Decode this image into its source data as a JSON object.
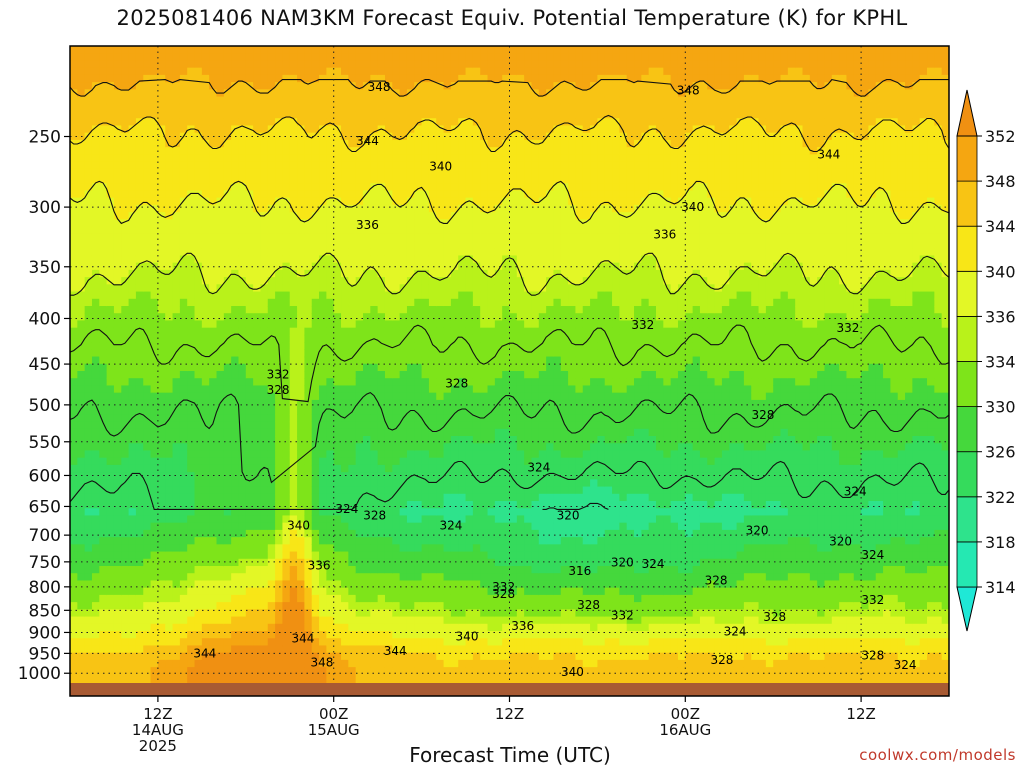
{
  "chart_data": {
    "type": "heatmap",
    "title": "2025081406 NAM3KM Forecast Equiv. Potential Temperature (K) for KPHL",
    "xlabel": "Forecast Time (UTC)",
    "ylabel": "",
    "credit": "coolwx.com/models",
    "x_ticks": [
      {
        "hours": 6,
        "lines": [
          "12Z",
          "14AUG",
          "2025"
        ]
      },
      {
        "hours": 18,
        "lines": [
          "00Z",
          "15AUG"
        ]
      },
      {
        "hours": 30,
        "lines": [
          "12Z"
        ]
      },
      {
        "hours": 42,
        "lines": [
          "00Z",
          "16AUG"
        ]
      },
      {
        "hours": 54,
        "lines": [
          "12Z"
        ]
      }
    ],
    "xlim": [
      0,
      60
    ],
    "y_ticks": [
      250,
      300,
      350,
      400,
      450,
      500,
      550,
      600,
      650,
      700,
      750,
      800,
      850,
      900,
      950,
      1000
    ],
    "ylim": [
      1015,
      210
    ],
    "y_scale": "log-pressure",
    "colorbar": {
      "ticks": [
        314,
        318,
        322,
        326,
        330,
        334,
        336,
        340,
        344,
        348,
        352
      ],
      "colors": [
        "#1fe8d6",
        "#25e8b2",
        "#2ee38c",
        "#35db5c",
        "#45d83c",
        "#7ee41a",
        "#b9f21a",
        "#e3f726",
        "#f8e617",
        "#f8c414",
        "#f5a611",
        "#f09012"
      ],
      "extend": "both"
    },
    "contour_labels": [
      {
        "t": 21.1,
        "p": 220,
        "v": "348"
      },
      {
        "t": 42.2,
        "p": 222,
        "v": "348"
      },
      {
        "t": 20.3,
        "p": 253,
        "v": "344"
      },
      {
        "t": 51.8,
        "p": 262,
        "v": "344"
      },
      {
        "t": 25.3,
        "p": 270,
        "v": "340"
      },
      {
        "t": 42.5,
        "p": 300,
        "v": "340"
      },
      {
        "t": 20.3,
        "p": 314,
        "v": "336"
      },
      {
        "t": 40.6,
        "p": 322,
        "v": "336"
      },
      {
        "t": 39.1,
        "p": 407,
        "v": "332"
      },
      {
        "t": 53.1,
        "p": 410,
        "v": "332"
      },
      {
        "t": 14.2,
        "p": 462,
        "v": "332"
      },
      {
        "t": 14.2,
        "p": 481,
        "v": "328"
      },
      {
        "t": 26.4,
        "p": 473,
        "v": "328"
      },
      {
        "t": 47.3,
        "p": 513,
        "v": "328"
      },
      {
        "t": 32.0,
        "p": 588,
        "v": "324"
      },
      {
        "t": 53.6,
        "p": 625,
        "v": "324"
      },
      {
        "t": 18.9,
        "p": 654,
        "v": "324"
      },
      {
        "t": 20.8,
        "p": 665,
        "v": "328"
      },
      {
        "t": 26.0,
        "p": 683,
        "v": "324"
      },
      {
        "t": 34.0,
        "p": 665,
        "v": "320"
      },
      {
        "t": 46.9,
        "p": 692,
        "v": "320"
      },
      {
        "t": 52.6,
        "p": 712,
        "v": "320"
      },
      {
        "t": 54.8,
        "p": 737,
        "v": "324"
      },
      {
        "t": 15.6,
        "p": 683,
        "v": "340"
      },
      {
        "t": 17.0,
        "p": 757,
        "v": "336"
      },
      {
        "t": 34.8,
        "p": 768,
        "v": "316"
      },
      {
        "t": 37.7,
        "p": 751,
        "v": "320"
      },
      {
        "t": 39.8,
        "p": 754,
        "v": "324"
      },
      {
        "t": 44.1,
        "p": 787,
        "v": "328"
      },
      {
        "t": 29.6,
        "p": 800,
        "v": "332"
      },
      {
        "t": 29.6,
        "p": 815,
        "v": "328"
      },
      {
        "t": 35.4,
        "p": 838,
        "v": "328"
      },
      {
        "t": 37.7,
        "p": 862,
        "v": "332"
      },
      {
        "t": 54.8,
        "p": 828,
        "v": "332"
      },
      {
        "t": 48.1,
        "p": 865,
        "v": "328"
      },
      {
        "t": 30.9,
        "p": 885,
        "v": "336"
      },
      {
        "t": 45.4,
        "p": 898,
        "v": "324"
      },
      {
        "t": 15.9,
        "p": 914,
        "v": "344"
      },
      {
        "t": 27.1,
        "p": 909,
        "v": "340"
      },
      {
        "t": 22.2,
        "p": 944,
        "v": "344"
      },
      {
        "t": 9.2,
        "p": 950,
        "v": "344"
      },
      {
        "t": 44.5,
        "p": 966,
        "v": "328"
      },
      {
        "t": 54.8,
        "p": 955,
        "v": "328"
      },
      {
        "t": 57.0,
        "p": 979,
        "v": "324"
      },
      {
        "t": 17.2,
        "p": 973,
        "v": "348"
      },
      {
        "t": 34.3,
        "p": 997,
        "v": "340"
      }
    ]
  }
}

▶ **Aim**: Set down the material above as is, without any pictures.

▶ **Correct result**:
Decode this image into its source data as a JSON object.
{
  "chart_data": {
    "type": "heatmap",
    "title": "2025081406 NAM3KM Forecast Equiv. Potential Temperature (K) for KPHL",
    "xlabel": "Forecast Time (UTC)",
    "ylabel": "",
    "credit": "coolwx.com/models",
    "x_ticks": [
      {
        "hours": 6,
        "lines": [
          "12Z",
          "14AUG",
          "2025"
        ]
      },
      {
        "hours": 18,
        "lines": [
          "00Z",
          "15AUG"
        ]
      },
      {
        "hours": 30,
        "lines": [
          "12Z"
        ]
      },
      {
        "hours": 42,
        "lines": [
          "00Z",
          "16AUG"
        ]
      },
      {
        "hours": 54,
        "lines": [
          "12Z"
        ]
      }
    ],
    "xlim": [
      0,
      60
    ],
    "y_ticks": [
      250,
      300,
      350,
      400,
      450,
      500,
      550,
      600,
      650,
      700,
      750,
      800,
      850,
      900,
      950,
      1000
    ],
    "ylim": [
      1015,
      210
    ],
    "y_scale": "log-pressure",
    "colorbar": {
      "ticks": [
        314,
        318,
        322,
        326,
        330,
        334,
        336,
        340,
        344,
        348,
        352
      ],
      "colors": [
        "#1fe8d6",
        "#25e8b2",
        "#2ee38c",
        "#35db5c",
        "#45d83c",
        "#7ee41a",
        "#b9f21a",
        "#e3f726",
        "#f8e617",
        "#f8c414",
        "#f5a611",
        "#f09012"
      ],
      "extend": "both"
    },
    "contour_labels": [
      {
        "t": 21.1,
        "p": 220,
        "v": "348"
      },
      {
        "t": 42.2,
        "p": 222,
        "v": "348"
      },
      {
        "t": 20.3,
        "p": 253,
        "v": "344"
      },
      {
        "t": 51.8,
        "p": 262,
        "v": "344"
      },
      {
        "t": 25.3,
        "p": 270,
        "v": "340"
      },
      {
        "t": 42.5,
        "p": 300,
        "v": "340"
      },
      {
        "t": 20.3,
        "p": 314,
        "v": "336"
      },
      {
        "t": 40.6,
        "p": 322,
        "v": "336"
      },
      {
        "t": 39.1,
        "p": 407,
        "v": "332"
      },
      {
        "t": 53.1,
        "p": 410,
        "v": "332"
      },
      {
        "t": 14.2,
        "p": 462,
        "v": "332"
      },
      {
        "t": 14.2,
        "p": 481,
        "v": "328"
      },
      {
        "t": 26.4,
        "p": 473,
        "v": "328"
      },
      {
        "t": 47.3,
        "p": 513,
        "v": "328"
      },
      {
        "t": 32.0,
        "p": 588,
        "v": "324"
      },
      {
        "t": 53.6,
        "p": 625,
        "v": "324"
      },
      {
        "t": 18.9,
        "p": 654,
        "v": "324"
      },
      {
        "t": 20.8,
        "p": 665,
        "v": "328"
      },
      {
        "t": 26.0,
        "p": 683,
        "v": "324"
      },
      {
        "t": 34.0,
        "p": 665,
        "v": "320"
      },
      {
        "t": 46.9,
        "p": 692,
        "v": "320"
      },
      {
        "t": 52.6,
        "p": 712,
        "v": "320"
      },
      {
        "t": 54.8,
        "p": 737,
        "v": "324"
      },
      {
        "t": 15.6,
        "p": 683,
        "v": "340"
      },
      {
        "t": 17.0,
        "p": 757,
        "v": "336"
      },
      {
        "t": 34.8,
        "p": 768,
        "v": "316"
      },
      {
        "t": 37.7,
        "p": 751,
        "v": "320"
      },
      {
        "t": 39.8,
        "p": 754,
        "v": "324"
      },
      {
        "t": 44.1,
        "p": 787,
        "v": "328"
      },
      {
        "t": 29.6,
        "p": 800,
        "v": "332"
      },
      {
        "t": 29.6,
        "p": 815,
        "v": "328"
      },
      {
        "t": 35.4,
        "p": 838,
        "v": "328"
      },
      {
        "t": 37.7,
        "p": 862,
        "v": "332"
      },
      {
        "t": 54.8,
        "p": 828,
        "v": "332"
      },
      {
        "t": 48.1,
        "p": 865,
        "v": "328"
      },
      {
        "t": 30.9,
        "p": 885,
        "v": "336"
      },
      {
        "t": 45.4,
        "p": 898,
        "v": "324"
      },
      {
        "t": 15.9,
        "p": 914,
        "v": "344"
      },
      {
        "t": 27.1,
        "p": 909,
        "v": "340"
      },
      {
        "t": 22.2,
        "p": 944,
        "v": "344"
      },
      {
        "t": 9.2,
        "p": 950,
        "v": "344"
      },
      {
        "t": 44.5,
        "p": 966,
        "v": "328"
      },
      {
        "t": 54.8,
        "p": 955,
        "v": "328"
      },
      {
        "t": 57.0,
        "p": 979,
        "v": "324"
      },
      {
        "t": 17.2,
        "p": 973,
        "v": "348"
      },
      {
        "t": 34.3,
        "p": 997,
        "v": "340"
      }
    ]
  }
}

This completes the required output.